■ Direction
What follows is a listing; restate every line of it word for word.

■ Provided entries
================================

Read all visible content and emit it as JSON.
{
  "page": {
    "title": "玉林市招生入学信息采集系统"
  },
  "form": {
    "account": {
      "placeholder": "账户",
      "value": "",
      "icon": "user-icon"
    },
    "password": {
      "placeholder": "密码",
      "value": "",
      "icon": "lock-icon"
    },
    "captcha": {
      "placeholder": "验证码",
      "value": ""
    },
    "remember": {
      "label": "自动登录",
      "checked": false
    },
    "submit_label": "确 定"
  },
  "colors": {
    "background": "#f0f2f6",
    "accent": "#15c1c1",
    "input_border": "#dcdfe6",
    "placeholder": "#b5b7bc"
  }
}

================================

■ Exercise result
Read all visible content and emit it as JSON.
{
  "page": {
    "title": "玉林市招生入学信息采集系统"
  },
  "form": {
    "account": {
      "placeholder": "账户",
      "value": "",
      "icon": "user-icon"
    },
    "password": {
      "placeholder": "密码",
      "value": "",
      "icon": "lock-icon"
    },
    "captcha": {
      "placeholder": "验证码",
      "value": ""
    },
    "remember": {
      "label": "自动登录",
      "checked": false
    },
    "submit_label": "确 定"
  },
  "colors": {
    "background": "#f0f2f6",
    "accent": "#15c1c1",
    "input_border": "#dcdfe6",
    "placeholder": "#b5b7bc"
  }
}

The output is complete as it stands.